#### [Task description]
Write each record again exactly as it stands.

Data listing
○ ○ ○ ○

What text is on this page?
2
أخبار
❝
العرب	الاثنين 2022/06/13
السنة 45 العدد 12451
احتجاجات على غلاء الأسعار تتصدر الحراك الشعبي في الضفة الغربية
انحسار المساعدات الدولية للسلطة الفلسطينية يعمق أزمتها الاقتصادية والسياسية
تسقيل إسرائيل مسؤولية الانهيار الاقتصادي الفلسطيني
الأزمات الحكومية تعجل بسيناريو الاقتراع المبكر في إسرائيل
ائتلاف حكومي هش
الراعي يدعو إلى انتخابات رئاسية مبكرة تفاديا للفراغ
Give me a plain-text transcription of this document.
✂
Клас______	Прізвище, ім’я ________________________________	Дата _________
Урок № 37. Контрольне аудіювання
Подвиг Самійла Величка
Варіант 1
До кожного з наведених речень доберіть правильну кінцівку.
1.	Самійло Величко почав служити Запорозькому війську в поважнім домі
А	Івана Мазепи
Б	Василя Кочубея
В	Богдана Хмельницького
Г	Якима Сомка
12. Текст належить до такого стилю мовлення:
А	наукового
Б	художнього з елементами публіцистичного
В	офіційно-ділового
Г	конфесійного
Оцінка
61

○ ○ ○ ○

#### [Exercise solution]
What text is on this page?
2
أخبار
❝
العرب	الاثنين 2022/06/13
السنة 45 العدد 12451
احتجاجات على غلاء الأسعار تتصدر الحراك الشعبي في الضفة الغربية
انحسار المساعدات الدولية للسلطة الفلسطينية يعمق أزمتها الاقتصادية والسياسية
تسقيل إسرائيل مسؤولية الانهيار الاقتصادي الفلسطيني
الأزمات الحكومية تعجل بسيناريو الاقتراع المبكر في إسرائيل
ائتلاف حكومي هش
الراعي يدعو إلى انتخابات رئاسية مبكرة تفاديا للفراغ
Give me a plain-text transcription of this document.
✂
Клас______	Прізвище, ім’я ________________________________	Дата _________
Урок № 37. Контрольне аудіювання
Подвиг Самійла Величка
Варіант 1
До кожного з наведених речень доберіть правильну кінцівку.
1.	Самійло Величко почав служити Запорозькому війську в поважнім домі
А	Івана Мазепи
Б	Василя Кочубея
В	Богдана Хмельницького
Г	Якима Сомка
12. Текст належить до такого стилю мовлення:
А	наукового
Б	художнього з елементами публіцистичного
В	офіційно-ділового
Г	конфесійного
Оцінка
61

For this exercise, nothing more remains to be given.